## Extrait à lire
La Cour suprême du Canada a rejeté la demande d’autorisation soumise par Intact Compagnie d’assurance qui désirait faire appel de la décision rendue par la Cour d’appel du Québec dans un litige qui l’opposait à Roma Capital. Le règlement de sinistre à la suite d’un incendie était au cœur de l’affaire. 

Le rejet de la demande par la Cour suprême a été annoncé le 12 octobre 2023. La décision de la Cour d’appel avait été rendue le 7 mars 2023. La décision n’était pas unanime. 

La Cour d’appel a ainsi infirmé un jugement rendu le 16 novembre 2020 en Cour supérieure. Le juge Pierre Nolet, du district de Joliette, avait rejeté la réclamation de Roma Capital contre l’assureur et aussi rejeté la demande incidente d’Intact contre Guylaine Mireault, intimée incidente et défenderesse en garantie.

Annotations des éléments de la page

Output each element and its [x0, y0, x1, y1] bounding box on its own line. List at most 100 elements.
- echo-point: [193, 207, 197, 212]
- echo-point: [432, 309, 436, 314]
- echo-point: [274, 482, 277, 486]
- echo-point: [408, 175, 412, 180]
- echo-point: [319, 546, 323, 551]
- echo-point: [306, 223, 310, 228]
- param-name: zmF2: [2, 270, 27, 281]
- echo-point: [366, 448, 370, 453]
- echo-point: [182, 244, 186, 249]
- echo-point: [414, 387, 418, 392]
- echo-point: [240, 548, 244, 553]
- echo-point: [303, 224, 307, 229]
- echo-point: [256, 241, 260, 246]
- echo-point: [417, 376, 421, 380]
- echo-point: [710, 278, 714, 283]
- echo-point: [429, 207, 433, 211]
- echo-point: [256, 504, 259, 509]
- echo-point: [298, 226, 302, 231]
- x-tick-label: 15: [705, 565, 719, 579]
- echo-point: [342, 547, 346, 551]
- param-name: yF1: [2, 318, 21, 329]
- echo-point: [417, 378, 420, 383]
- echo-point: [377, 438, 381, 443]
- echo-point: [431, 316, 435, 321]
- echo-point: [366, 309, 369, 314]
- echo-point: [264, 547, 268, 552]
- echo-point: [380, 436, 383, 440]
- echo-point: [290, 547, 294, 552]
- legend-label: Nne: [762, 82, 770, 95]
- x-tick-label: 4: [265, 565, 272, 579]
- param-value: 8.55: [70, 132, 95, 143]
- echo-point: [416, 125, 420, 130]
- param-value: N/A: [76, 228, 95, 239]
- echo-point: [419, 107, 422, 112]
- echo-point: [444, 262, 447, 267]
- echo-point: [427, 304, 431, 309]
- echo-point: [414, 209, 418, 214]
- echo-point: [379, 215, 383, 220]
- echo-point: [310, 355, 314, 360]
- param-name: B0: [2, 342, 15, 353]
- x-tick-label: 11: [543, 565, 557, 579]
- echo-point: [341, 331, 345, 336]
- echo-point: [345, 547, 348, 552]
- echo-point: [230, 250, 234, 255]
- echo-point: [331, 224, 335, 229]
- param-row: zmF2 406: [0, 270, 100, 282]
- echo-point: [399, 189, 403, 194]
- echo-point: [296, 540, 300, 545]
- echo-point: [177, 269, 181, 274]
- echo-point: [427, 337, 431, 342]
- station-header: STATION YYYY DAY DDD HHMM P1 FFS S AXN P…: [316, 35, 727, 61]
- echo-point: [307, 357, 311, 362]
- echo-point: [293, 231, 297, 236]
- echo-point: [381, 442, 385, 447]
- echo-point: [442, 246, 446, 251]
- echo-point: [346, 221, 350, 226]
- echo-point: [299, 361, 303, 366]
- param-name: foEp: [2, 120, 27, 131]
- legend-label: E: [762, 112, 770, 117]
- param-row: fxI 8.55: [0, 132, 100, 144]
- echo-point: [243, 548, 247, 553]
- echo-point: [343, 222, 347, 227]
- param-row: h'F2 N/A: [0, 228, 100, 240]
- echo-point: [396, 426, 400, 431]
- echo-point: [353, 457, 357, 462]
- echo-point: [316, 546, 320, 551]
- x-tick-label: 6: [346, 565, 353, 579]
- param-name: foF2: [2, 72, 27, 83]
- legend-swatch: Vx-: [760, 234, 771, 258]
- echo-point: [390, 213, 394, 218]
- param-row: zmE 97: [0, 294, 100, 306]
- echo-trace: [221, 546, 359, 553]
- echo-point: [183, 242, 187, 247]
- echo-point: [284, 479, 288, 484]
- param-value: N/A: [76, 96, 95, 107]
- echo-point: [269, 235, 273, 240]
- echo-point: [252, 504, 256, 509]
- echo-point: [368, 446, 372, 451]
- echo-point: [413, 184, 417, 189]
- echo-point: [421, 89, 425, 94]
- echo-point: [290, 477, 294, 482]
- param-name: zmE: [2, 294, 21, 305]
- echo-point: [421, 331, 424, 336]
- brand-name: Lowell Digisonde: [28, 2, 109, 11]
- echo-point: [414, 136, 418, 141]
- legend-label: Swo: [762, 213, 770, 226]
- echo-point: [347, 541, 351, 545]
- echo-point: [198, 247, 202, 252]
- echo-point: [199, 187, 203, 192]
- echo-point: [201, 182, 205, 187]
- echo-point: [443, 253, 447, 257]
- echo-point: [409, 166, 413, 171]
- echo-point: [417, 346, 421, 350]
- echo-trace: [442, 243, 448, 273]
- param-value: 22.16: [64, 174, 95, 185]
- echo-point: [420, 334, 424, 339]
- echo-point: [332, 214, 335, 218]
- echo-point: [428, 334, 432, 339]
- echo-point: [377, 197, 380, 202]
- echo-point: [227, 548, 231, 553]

## Problème posé A
Recopiez le passage de l'extrait qui commence par les mots contenant « La Cour suprême du » et se termine par « cœur de l’affaire. ».
## Problème posé B
Relevez toutes les dates complètes (jour, mois et année) qui figurent dans l'extrait.

## Réponse complète A
La Cour suprême du Canada a rejeté la demande d’autorisation soumise par Intact Compagnie d’assurance qui désirait faire appel de la décision rendue par la Cour d’appel du Québec dans un litige qui l’opposait à Roma Capital. Le règlement de sinistre à la suite d’un incendie était au cœur de l’affaire.

## Réponse complète B
- 12 octobre 2023
- 7 mars 2023
- 16 novembre 2020